WHAT THE TASK REQUIRES: Keep only those lines of the records that include the string "копии".

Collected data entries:

--- Begin ---

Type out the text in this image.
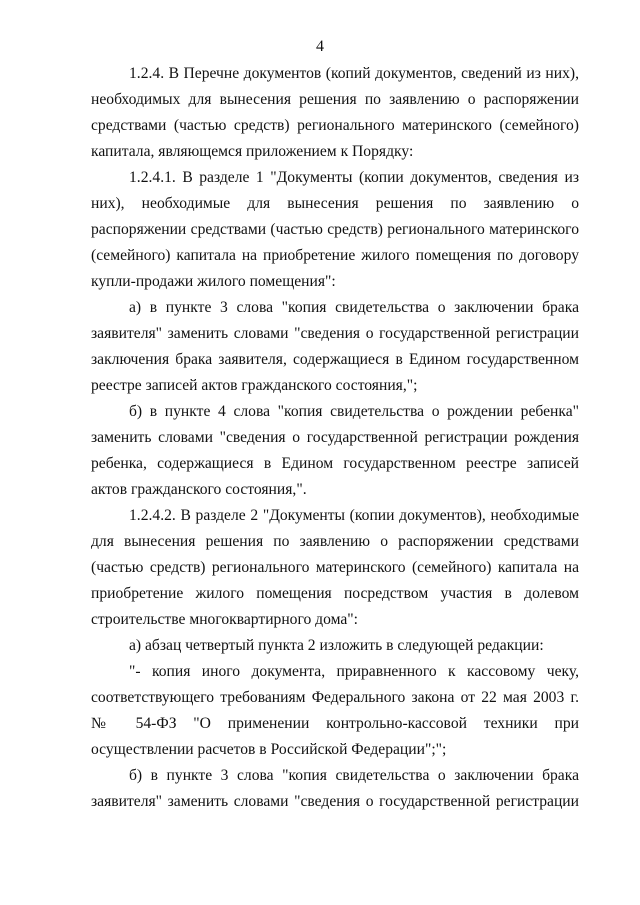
4

1.2.4. В Перечне документов (копий документов, сведений из них), необходимых для вынесения решения по заявлению о распоряжении средствами (частью средств) регионального материнского (семейного) капитала, являющемся приложением к Порядку:

1.2.4.1. В разделе 1 "Документы (копии документов, сведения из них), необходимые для вынесения решения по заявлению о распоряжении средствами (частью средств) регионального материнского (семейного) капитала на приобретение жилого помещения по договору купли-продажи жилого помещения":

а) в пункте 3 слова "копия свидетельства о заключении брака заявителя" заменить словами "сведения о государственной регистрации заключения брака заявителя, содержащиеся в Едином государственном реестре записей актов гражданского состояния,";

б) в пункте 4 слова "копия свидетельства о рождении ребенка" заменить словами "сведения о государственной регистрации рождения ребенка, содержащиеся в Едином государственном реестре записей актов гражданского состояния,".

1.2.4.2. В разделе 2 "Документы (копии документов), необходимые для вынесения решения по заявлению о распоряжении средствами (частью средств) регионального материнского (семейного) капитала на приобретение жилого помещения посредством участия в долевом строительстве многоквартирного дома":

а) абзац четвертый пункта 2 изложить в следующей редакции:

"- копия иного документа, приравненного к кассовому чеку, соответствующего требованиям Федерального закона от 22 мая 2003 г. № 54-ФЗ "О применении контрольно-кассовой техники при осуществлении расчетов в Российской Федерации";";

б) в пункте 3 слова "копия свидетельства о заключении брака заявителя" заменить словами "сведения о государственной регистрации
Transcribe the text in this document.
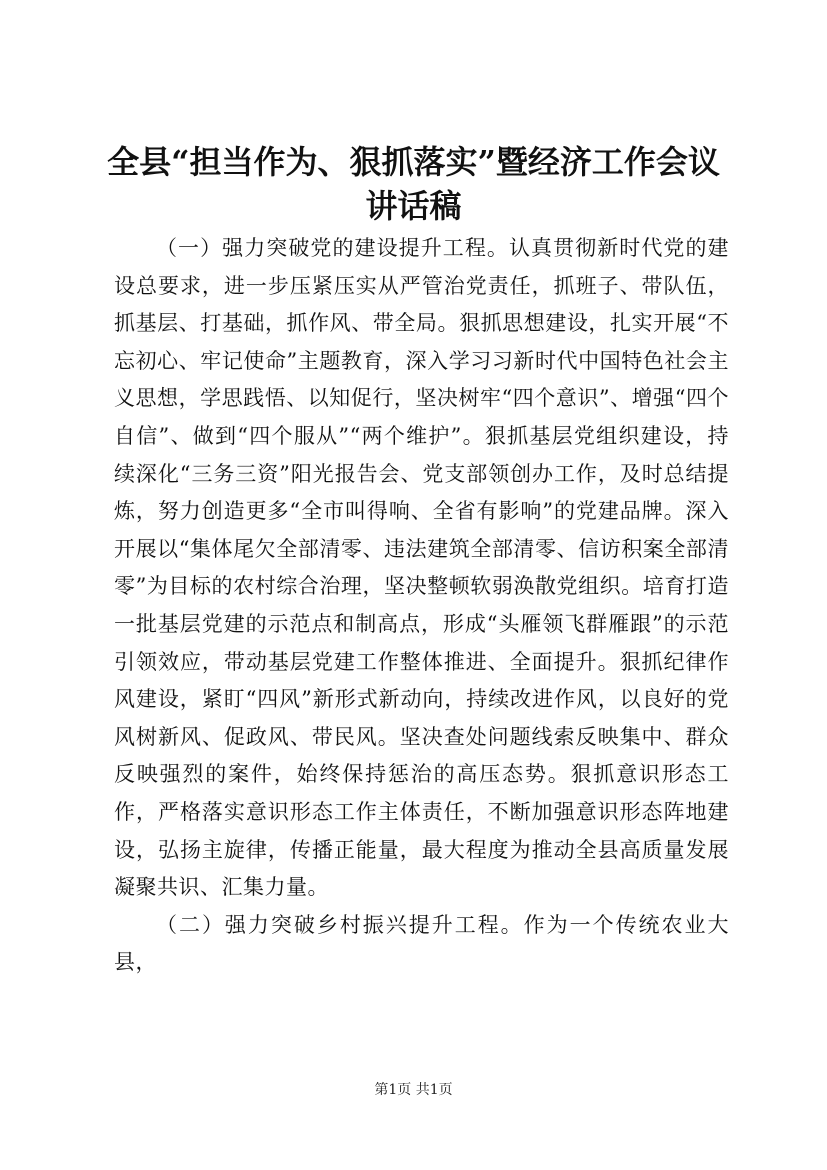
全县“担当作为、狠抓落实”暨经济工作会议讲话稿

（一）强力突破党的建设提升工程。认真贯彻新时代党的建设总要求，进一步压紧压实从严管治党责任，抓班子、带队伍，抓基层、打基础，抓作风、带全局。狠抓思想建设，扎实开展“不忘初心、牢记使命”主题教育，深入学习习新时代中国特色社会主义思想，学思践悟、以知促行，坚决树牢“四个意识”、增强“四个自信”、做到“四个服从”“两个维护”。狠抓基层党组织建设，持续深化“三务三资”阳光报告会、党支部领创办工作，及时总结提炼，努力创造更多“全市叫得响、全省有影响”的党建品牌。深入开展以“集体尾欠全部清零、违法建筑全部清零、信访积案全部清零”为目标的农村综合治理，坚决整顿软弱涣散党组织。培育打造一批基层党建的示范点和制高点，形成“头雁领飞群雁跟”的示范引领效应，带动基层党建工作整体推进、全面提升。狠抓纪律作风建设，紧盯“四风”新形式新动向，持续改进作风，以良好的党风树新风、促政风、带民风。坚决查处问题线索反映集中、群众反映强烈的案件，始终保持惩治的高压态势。狠抓意识形态工作，严格落实意识形态工作主体责任，不断加强意识形态阵地建设，弘扬主旋律，传播正能量，最大程度为推动全县高质量发展凝聚共识、汇集力量。

（二）强力突破乡村振兴提升工程。作为一个传统农业大县，

第1页 共1页
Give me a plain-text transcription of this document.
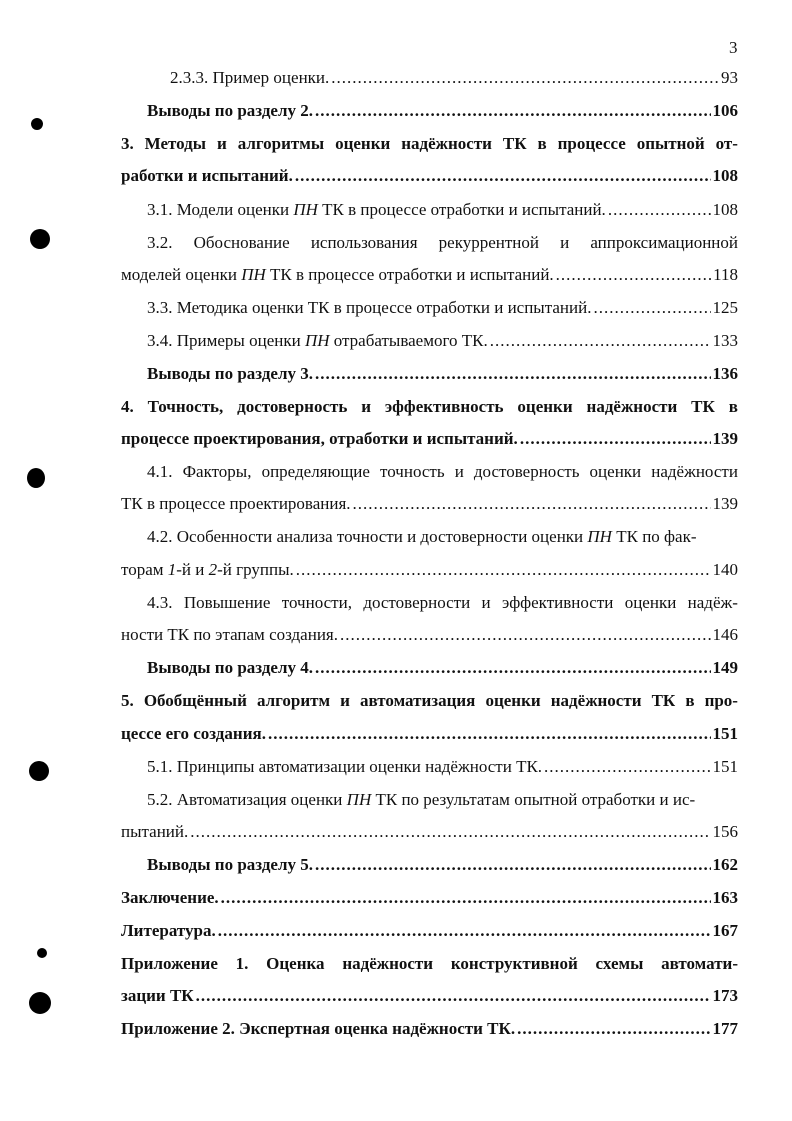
3
2.3.3. Пример оценки. .....	93
Выводы по разделу 2. .....	106
3. Методы и алгоритмы оценки надёжности ТК в процессе опытной от-
работки и испытаний. .....	108
3.1. Модели оценки ПН ТК в процессе отработки и испытаний. .....	108
3.2. Обоснование использования рекуррентной и аппроксимационной
моделей оценки ПН ТК в процессе отработки и испытаний. .....	118
3.3. Методика оценки ТК в процессе отработки и испытаний. .....	125
3.4. Примеры оценки ПН отрабатываемого ТК. .....	133
Выводы по разделу 3. .....	136
4. Точность, достоверность и эффективность оценки надёжности ТК в
процессе проектирования, отработки и испытаний. .....	139
4.1. Факторы, определяющие точность и достоверность оценки надёжности
ТК в процессе проектирования. .....	139
4.2. Особенности анализа точности и достоверности оценки ПН ТК по фак-
торам 1-й и 2-й группы. .....	140
4.3. Повышение точности, достоверности и эффективности оценки надёж-
ности ТК по этапам создания. .....	146
Выводы по разделу 4. .....	149
5. Обобщённый алгоритм и автоматизация оценки надёжности ТК в про-
цессе его создания. .....	151
5.1. Принципы автоматизации оценки надёжности ТК. .....	151
5.2. Автоматизация оценки ПН ТК по результатам опытной отработки и ис-
пытаний. .....	156
Выводы по разделу 5. .....	162
Заключение. .....	163
Литература. .....	167
Приложение 1. Оценка надёжности конструктивной схемы автомати-
зации ТК .....	173
Приложение 2. Экспертная оценка надёжности ТК. .....	177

--- End ---

PROBLEM SOLUTION:
1.2.4.1. В разделе 1 "Документы (копии документов, сведения из них), необходимые для вынесения решения по заявлению о распоряжении средствами (частью средств) регионального материнского (семейного) капитала на приобретение жилого помещения по договору купли-продажи жилого помещения":
1.2.4.2. В разделе 2 "Документы (копии документов), необходимые для вынесения решения по заявлению о распоряжении средствами (частью средств) регионального материнского (семейного) капитала на приобретение жилого помещения посредством участия в долевом строительстве многоквартирного дома":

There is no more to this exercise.